* EXERCISE BRIEF:
Reproduce the records below in full and word for word, excluding pictures.

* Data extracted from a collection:
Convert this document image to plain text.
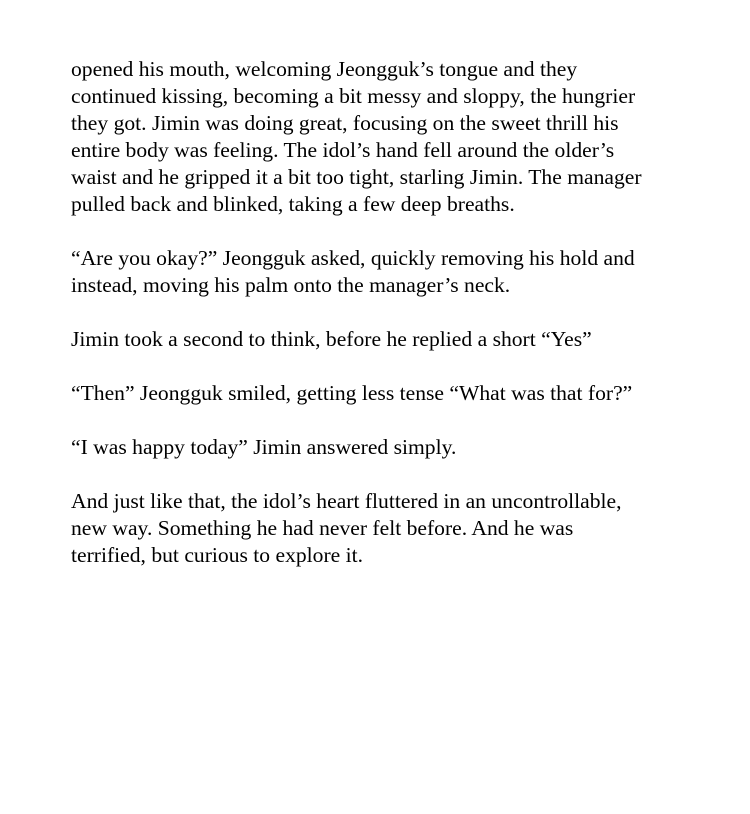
opened his mouth, welcoming Jeongguk’s tongue and they
continued kissing, becoming a bit messy and sloppy, the hungrier
they got. Jimin was doing great, focusing on the sweet thrill his
entire body was feeling. The idol’s hand fell around the older’s
waist and he gripped it a bit too tight, starling Jimin. The manager
pulled back and blinked, taking a few deep breaths.

“Are you okay?” Jeongguk asked, quickly removing his hold and
instead, moving his palm onto the manager’s neck.

Jimin took a second to think, before he replied a short “Yes”

“Then” Jeongguk smiled, getting less tense “What was that for?”

“I was happy today” Jimin answered simply.

And just like that, the idol’s heart fluttered in an uncontrollable,
new way. Something he had never felt before. And he was
terrified, but curious to explore it.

* WRITTEN ANSWER:
Convert this document image to plain text.
opened his mouth, welcoming Jeongguk’s tongue and they
continued kissing, becoming a bit messy and sloppy, the hungrier
they got. Jimin was doing great, focusing on the sweet thrill his
entire body was feeling. The idol’s hand fell around the older’s
waist and he gripped it a bit too tight, starling Jimin. The manager
pulled back and blinked, taking a few deep breaths.

“Are you okay?” Jeongguk asked, quickly removing his hold and
instead, moving his palm onto the manager’s neck.

Jimin took a second to think, before he replied a short “Yes”

“Then” Jeongguk smiled, getting less tense “What was that for?”

“I was happy today” Jimin answered simply.

And just like that, the idol’s heart fluttered in an uncontrollable,
new way. Something he had never felt before. And he was
terrified, but curious to explore it.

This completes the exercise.